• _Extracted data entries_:
>> Begin

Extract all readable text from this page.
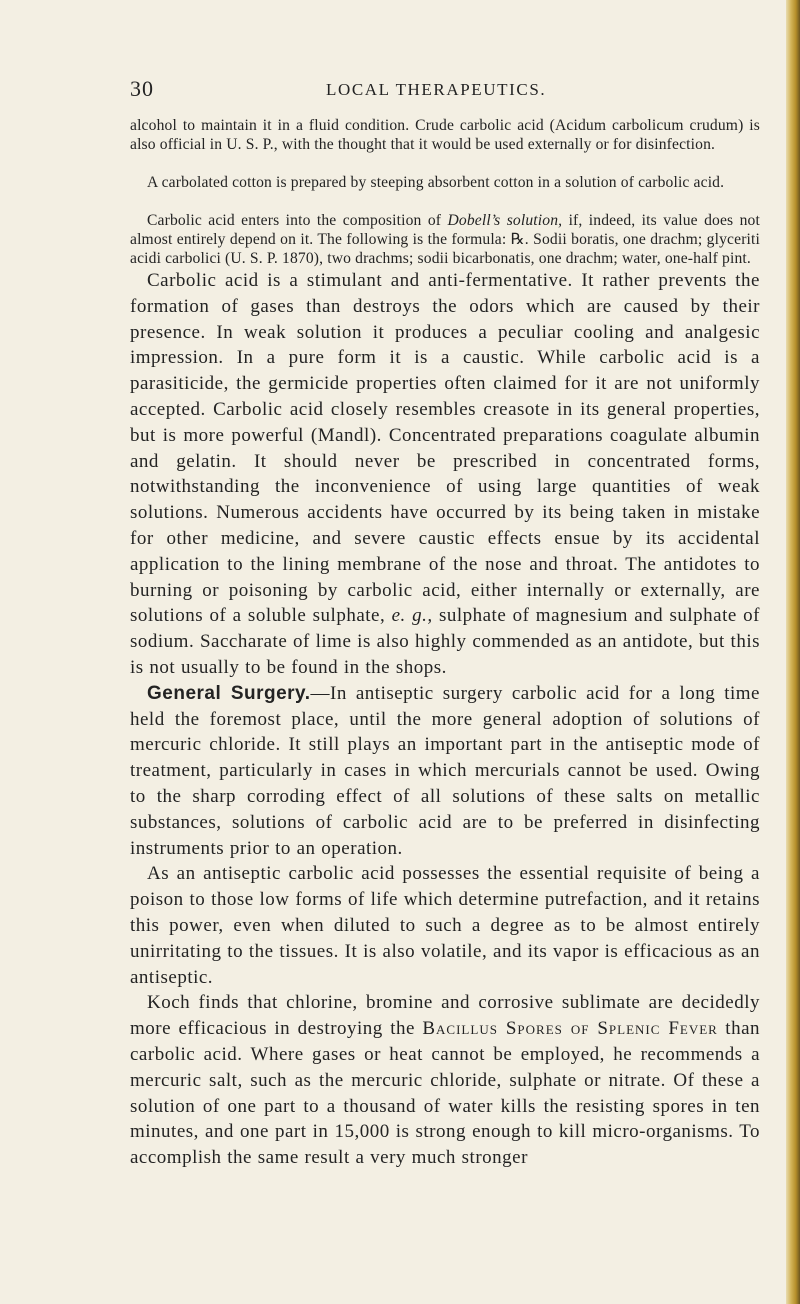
30	LOCAL THERAPEUTICS.

alcohol to maintain it in a fluid condition. Crude carbolic acid (Acidum carbolicum crudum) is also official in U. S. P., with the thought that it would be used externally or for disinfection.

A carbolated cotton is prepared by steeping absorbent cotton in a solution of carbolic acid.

Carbolic acid enters into the composition of Dobell’s solution, if, indeed, its value does not almost entirely depend on it. The following is the formula: ℞. Sodii boratis, one drachm; glyceriti acidi carbolici (U. S. P. 1870), two drachms; sodii bicarbonatis, one drachm; water, one-half pint.

Carbolic acid is a stimulant and anti-fermentative. It rather prevents the formation of gases than destroys the odors which are caused by their presence. In weak solution it produces a peculiar cooling and analgesic impression. In a pure form it is a caustic. While carbolic acid is a parasiticide, the germicide properties often claimed for it are not uniformly accepted. Carbolic acid closely resembles creasote in its general properties, but is more powerful (Mandl). Concentrated preparations coagulate albumin and gelatin. It should never be prescribed in concentrated forms, notwithstanding the inconvenience of using large quantities of weak solutions. Numerous accidents have occurred by its being taken in mistake for other medicine, and severe caustic effects ensue by its accidental application to the lining membrane of the nose and throat. The antidotes to burning or poisoning by carbolic acid, either internally or externally, are solutions of a soluble sulphate, e. g., sulphate of magnesium and sulphate of sodium. Saccharate of lime is also highly commended as an antidote, but this is not usually to be found in the shops.

General Surgery.—In antiseptic surgery carbolic acid for a long time held the foremost place, until the more general adoption of solutions of mercuric chloride. It still plays an important part in the antiseptic mode of treatment, particularly in cases in which mercurials cannot be used. Owing to the sharp corroding effect of all solutions of these salts on metallic substances, solutions of carbolic acid are to be preferred in disinfecting instruments prior to an operation.

As an antiseptic carbolic acid possesses the essential requisite of being a poison to those low forms of life which determine putrefaction, and it retains this power, even when diluted to such a degree as to be almost entirely unirritating to the tissues. It is also volatile, and its vapor is efficacious as an antiseptic.

Koch finds that chlorine, bromine and corrosive sublimate are decidedly more efficacious in destroying the Bacillus Spores of Splenic Fever than carbolic acid. Where gases or heat cannot be employed, he recommends a mercuric salt, such as the mercuric chloride, sulphate or nitrate. Of these a solution of one part to a thousand of water kills the resisting spores in ten minutes, and one part in 15,000 is strong enough to kill micro-organisms. To accomplish the same result a very much stronger
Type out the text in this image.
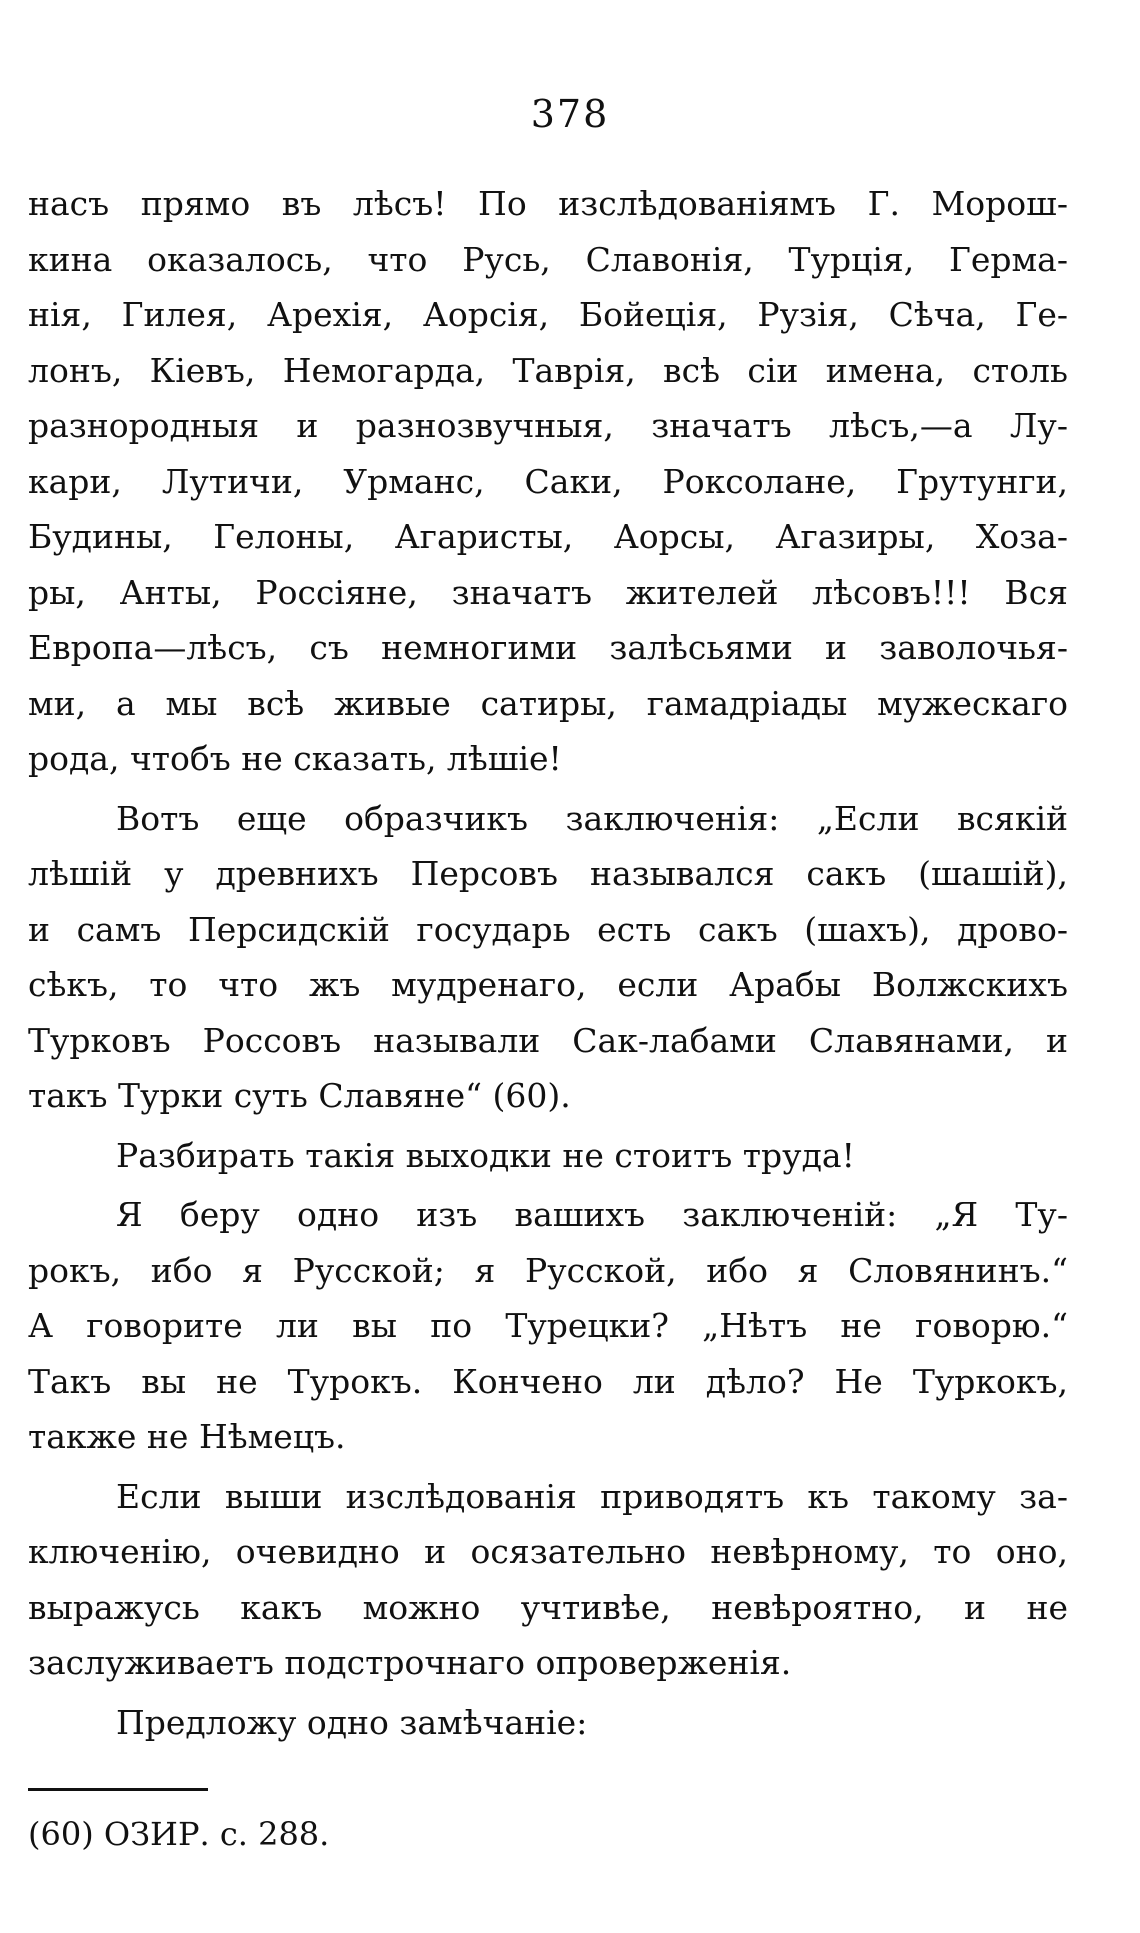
378
насъ прямо въ лѣсъ! По изслѣдованiямъ Г. Морош-
кина оказалось, что Русь, Славонiя, Турцiя, Герма-
нiя, Гилея, Арехiя, Аорсiя, Бойецiя, Рузiя, Сѣча, Ге-
лонъ, Кiевъ, Немогарда, Таврiя, всѣ сiи имена, столь
разнородныя и разнозвучныя, значатъ лѣсъ,—а Лу-
кари, Лутичи, Урманс, Саки, Роксолане, Грутунги,
Будины, Гелоны, Агаристы, Аорсы, Агазиры, Хоза-
ры, Анты, Россiяне, значатъ жителей лѣсовъ!!! Вся
Европа—лѣсъ, съ немногими залѣсьями и заволочья-
ми, а мы всѣ живые сатиры, гамадрiады мужескаго
рода, чтобъ не сказать, лѣшiе!
Вотъ еще образчикъ заключенiя: „Если всякiй
лѣшiй у древнихъ Персовъ назывался сакъ (шашiй),
и самъ Персидскiй государь есть сакъ (шахъ), дрово-
сѣкъ, то что жъ мудренаго, если Арабы Волжскихъ
Турковъ Россовъ называли Сак-лабами Славянами, и
такъ Турки суть Славяне“ (60).
Разбирать такiя выходки не стоитъ труда!
Я беру одно изъ вашихъ заключенiй: „Я Ту-
рокъ, ибо я Русской; я Русской, ибо я Словянинъ.“
А говорите ли вы по Турецки? „Нѣтъ не говорю.“
Такъ вы не Турокъ. Кончено ли дѣло? Не Туркокъ,
также не Нѣмецъ.
Если выши изслѣдованiя приводятъ къ такому за-
ключенiю, очевидно и осязательно невѣрному, то оно,
выражусь какъ можно учтивѣе, невѣроятно, и не
заслуживаетъ подстрочнаго опроверженiя.
Предложу одно замѣчанiе:
(60) ОЗИР. с. 288.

>> End

Gather from the entries above all lines that include the string "значатъ".

разнородныя и разнозвучныя, значатъ лѣсъ,—а Лу-
ры, Анты, Россiяне, значатъ жителей лѣсовъ!!! Вся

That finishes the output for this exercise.